_Extract to read_
::::::::
# 06_summary_tables_for_readme

## Notebook Purpose
- Load saved metrics and reports from `artifacts/metrics/` and `artifacts/reports/`
- Auto-generate README-ready result summaries (classification, calibration, targeting)
- Output `artifacts/reports/readme_snippets.md` for copy-paste into `README.md`
- Print key highlights (Top1% / Top10% revenue_capture and purchase_rate) for recommended scores

## Context
- Shared inputs/outputs and execution conventions are documented in the project README.

In [1]:
# ============ Common PATH (local only) ============
from pathlib import Path

PROJECT_ROOT = Path(r"C:\Users\seony\Desktop\personal_project\purchase_prediction")

DATA_DIR = PROJECT_ROOT / "data"
RAW_DIR = DATA_DIR / "raw"
PROCESSED_DIR = DATA_DIR / "processed"

ARTIFACTS_DIR = PROJECT_ROOT / "artifacts"
MODELS_DIR = ARTIFACTS_DIR / "models"
PRED_DIR = ARTIFACTS_DIR / "predictions"
REPORTS_DIR = ARTIFACTS_DIR / "reports"
METRICS_DIR = ARTIFACTS_DIR / "metrics"
FIGURES_DIR = ARTIFACTS_DIR / "figures"

for d in [RAW_DIR, PROCESSED_DIR, MODELS_DIR, PRED_DIR, REPORTS_DIR, METRICS_DIR, FIGURES_DIR]:
    d.mkdir(parents=True, exist_ok=True)

print("PROJECT_ROOT:", PROJECT_ROOT)
print("REPORTS_DIR:", REPORTS_DIR)
print("METRICS_DIR:", METRICS_DIR)

PROJECT_ROOT: C:\Users\seony\Desktop\personal_project\purchase_prediction
REPORTS_DIR: C:\Users\seony\Desktop\personal_project\purchase_prediction\artifacts\reports
METRICS_DIR: C:\Users\seony\Desktop\personal_project\purchase_prediction\artifacts\metrics


In [2]:
import numpy as np
import pandas as pd
from pathlib import Path

In [3]:
# ============ Inputs (artifacts) ============
PURCHASE_VALID = METRICS_DIR / "purchase_metrics_valid.csv"
PURCHASE_TEST  = METRICS_DIR / "purchase_metrics_test.csv"
THRESH_SEL     = METRICS_DIR / "threshold_selection.csv"

CAL_VALID = METRICS_DIR / "calibration_metrics_valid.csv"
CAL_TEST  = METRICS_DIR / "calibration_metrics_test.csv"
::::::::
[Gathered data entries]
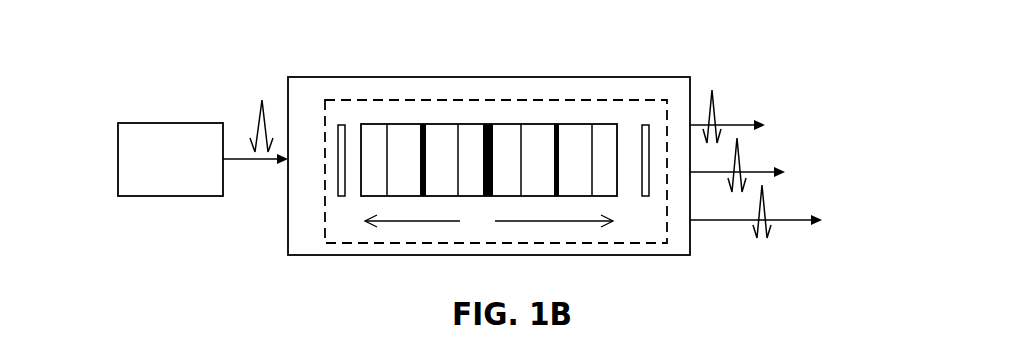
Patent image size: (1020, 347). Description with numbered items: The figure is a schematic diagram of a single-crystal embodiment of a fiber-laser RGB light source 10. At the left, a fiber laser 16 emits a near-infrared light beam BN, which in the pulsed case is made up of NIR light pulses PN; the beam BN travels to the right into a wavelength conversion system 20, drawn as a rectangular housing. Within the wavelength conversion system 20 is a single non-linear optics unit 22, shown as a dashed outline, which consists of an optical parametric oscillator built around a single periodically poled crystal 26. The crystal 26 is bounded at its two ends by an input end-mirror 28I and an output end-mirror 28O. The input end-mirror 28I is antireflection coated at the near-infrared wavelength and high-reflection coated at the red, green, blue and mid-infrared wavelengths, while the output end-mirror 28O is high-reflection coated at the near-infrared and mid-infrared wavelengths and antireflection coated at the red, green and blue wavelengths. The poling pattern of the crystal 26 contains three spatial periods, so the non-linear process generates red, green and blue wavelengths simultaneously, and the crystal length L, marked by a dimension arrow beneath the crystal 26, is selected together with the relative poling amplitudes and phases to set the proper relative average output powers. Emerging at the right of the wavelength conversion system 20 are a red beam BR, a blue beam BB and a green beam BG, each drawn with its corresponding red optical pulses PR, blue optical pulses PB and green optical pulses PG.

The fiber-laser RGB light source 10 is at (100, 60).
The fiber laser 16 is at (186, 175).
The wavelength conversion system 20 is at (325, 76).
The non-linear optics (NLO) unit 22 is at (447, 100).
The periodically poled crystal 26 is at (603, 124).
The input end-mirror 28I is at (343, 124).
The output end-mirror 28O is at (647, 124).
The NIR light pulses PN is at (257, 123).
The NIR light beam BN is at (238, 158).
The red optical pulses PR is at (715, 100).
The red beam BR is at (740, 125).
The blue optical pulses PB is at (738, 150).
The blue beam BB is at (765, 172).
The green optical pulses PG is at (763, 200).
The green beam BG is at (788, 218).
The crystal length L is at (489, 222).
::::::::
_Direction A_
Which file does the notebook extract produce for copy-paste into README.md?
_Direction B_
Please sum up the notebook extract in two sentences.
The material was taken from a separate source.

_Exercise solution A_
`artifacts/reports/readme_snippets.md`

_Exercise solution B_
The notebook loads saved metrics and reports from `artifacts/metrics/` and `artifacts/reports/` and auto-generates README-ready summaries for classification, calibration, and targeting, writing them to `artifacts/reports/readme_snippets.md`. It also prints key highlights for recommended scores, and its code sets up the project directories under a local root before defining the metric CSV files it uses as inputs.